[What to work on] In the entries below, find every line holding the string "alta" and collect it.

[Part of a data file]
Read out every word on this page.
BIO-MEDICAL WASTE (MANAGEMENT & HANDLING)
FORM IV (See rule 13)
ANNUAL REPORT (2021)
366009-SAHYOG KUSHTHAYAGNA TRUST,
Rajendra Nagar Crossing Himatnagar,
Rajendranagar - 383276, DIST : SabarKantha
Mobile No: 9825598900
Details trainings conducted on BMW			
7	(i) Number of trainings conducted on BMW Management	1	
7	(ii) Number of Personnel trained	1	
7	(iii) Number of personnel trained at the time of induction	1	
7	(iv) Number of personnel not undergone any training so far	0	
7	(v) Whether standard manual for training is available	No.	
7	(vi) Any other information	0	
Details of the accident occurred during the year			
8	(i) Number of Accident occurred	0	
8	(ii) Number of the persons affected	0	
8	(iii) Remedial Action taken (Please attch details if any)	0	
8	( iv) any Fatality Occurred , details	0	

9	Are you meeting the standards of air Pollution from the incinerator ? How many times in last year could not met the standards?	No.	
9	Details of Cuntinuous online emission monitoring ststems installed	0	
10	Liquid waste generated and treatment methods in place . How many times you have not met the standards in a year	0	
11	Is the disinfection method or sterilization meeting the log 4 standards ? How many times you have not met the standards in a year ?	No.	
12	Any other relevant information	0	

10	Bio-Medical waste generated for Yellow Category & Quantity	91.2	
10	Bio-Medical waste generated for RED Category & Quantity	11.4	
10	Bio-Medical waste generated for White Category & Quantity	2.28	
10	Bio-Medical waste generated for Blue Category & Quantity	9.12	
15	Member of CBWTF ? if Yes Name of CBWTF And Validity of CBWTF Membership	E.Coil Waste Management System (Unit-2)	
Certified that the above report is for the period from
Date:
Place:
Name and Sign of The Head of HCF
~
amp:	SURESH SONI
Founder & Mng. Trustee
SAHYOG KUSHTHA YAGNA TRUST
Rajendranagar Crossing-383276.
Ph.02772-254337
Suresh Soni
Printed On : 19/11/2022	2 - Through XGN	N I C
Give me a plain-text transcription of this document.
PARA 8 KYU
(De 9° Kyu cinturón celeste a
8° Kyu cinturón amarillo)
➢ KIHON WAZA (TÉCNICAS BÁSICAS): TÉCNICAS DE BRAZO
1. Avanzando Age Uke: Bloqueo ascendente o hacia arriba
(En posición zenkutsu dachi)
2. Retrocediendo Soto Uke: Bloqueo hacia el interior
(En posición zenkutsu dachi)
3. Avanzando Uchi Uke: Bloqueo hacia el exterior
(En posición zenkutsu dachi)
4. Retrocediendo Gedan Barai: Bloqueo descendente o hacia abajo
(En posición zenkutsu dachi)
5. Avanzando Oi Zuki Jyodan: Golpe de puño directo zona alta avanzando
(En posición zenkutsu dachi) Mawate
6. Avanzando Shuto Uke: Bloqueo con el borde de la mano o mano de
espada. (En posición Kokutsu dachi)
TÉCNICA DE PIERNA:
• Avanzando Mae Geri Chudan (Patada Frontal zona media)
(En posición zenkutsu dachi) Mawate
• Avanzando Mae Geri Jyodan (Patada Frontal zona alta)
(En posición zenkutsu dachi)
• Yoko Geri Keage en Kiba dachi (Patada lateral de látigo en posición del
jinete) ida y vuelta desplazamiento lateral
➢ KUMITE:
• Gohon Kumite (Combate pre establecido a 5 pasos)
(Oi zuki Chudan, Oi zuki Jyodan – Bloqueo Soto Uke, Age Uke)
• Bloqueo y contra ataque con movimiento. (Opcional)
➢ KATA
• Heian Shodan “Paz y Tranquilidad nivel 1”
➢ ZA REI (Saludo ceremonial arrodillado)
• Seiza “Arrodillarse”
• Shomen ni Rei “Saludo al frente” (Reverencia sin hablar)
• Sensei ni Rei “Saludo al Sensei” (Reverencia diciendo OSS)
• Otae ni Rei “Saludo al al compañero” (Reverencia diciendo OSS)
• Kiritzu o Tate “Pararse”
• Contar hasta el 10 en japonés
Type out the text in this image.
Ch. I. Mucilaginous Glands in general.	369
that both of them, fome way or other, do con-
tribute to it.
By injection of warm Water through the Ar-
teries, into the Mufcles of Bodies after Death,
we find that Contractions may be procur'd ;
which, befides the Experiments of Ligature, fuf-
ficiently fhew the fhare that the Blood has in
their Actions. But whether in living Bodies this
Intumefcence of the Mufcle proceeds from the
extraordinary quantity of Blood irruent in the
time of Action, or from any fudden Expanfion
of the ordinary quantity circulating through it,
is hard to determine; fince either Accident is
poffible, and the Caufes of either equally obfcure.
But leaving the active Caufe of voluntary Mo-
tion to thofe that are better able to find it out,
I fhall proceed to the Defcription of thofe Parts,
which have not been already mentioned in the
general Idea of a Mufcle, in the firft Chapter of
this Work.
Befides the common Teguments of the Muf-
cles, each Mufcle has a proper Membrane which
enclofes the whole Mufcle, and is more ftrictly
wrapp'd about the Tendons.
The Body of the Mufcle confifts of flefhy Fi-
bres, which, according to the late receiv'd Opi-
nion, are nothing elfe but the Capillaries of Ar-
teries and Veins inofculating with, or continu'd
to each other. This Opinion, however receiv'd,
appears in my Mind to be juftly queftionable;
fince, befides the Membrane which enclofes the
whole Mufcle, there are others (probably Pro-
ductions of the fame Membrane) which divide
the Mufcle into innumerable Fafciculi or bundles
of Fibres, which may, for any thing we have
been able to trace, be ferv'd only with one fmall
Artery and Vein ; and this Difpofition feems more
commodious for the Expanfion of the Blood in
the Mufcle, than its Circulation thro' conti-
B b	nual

[Result below]
5. Avanzando Oi Zuki Jyodan: Golpe de puño directo zona alta avanzando
• Avanzando Mae Geri Jyodan (Patada Frontal zona alta)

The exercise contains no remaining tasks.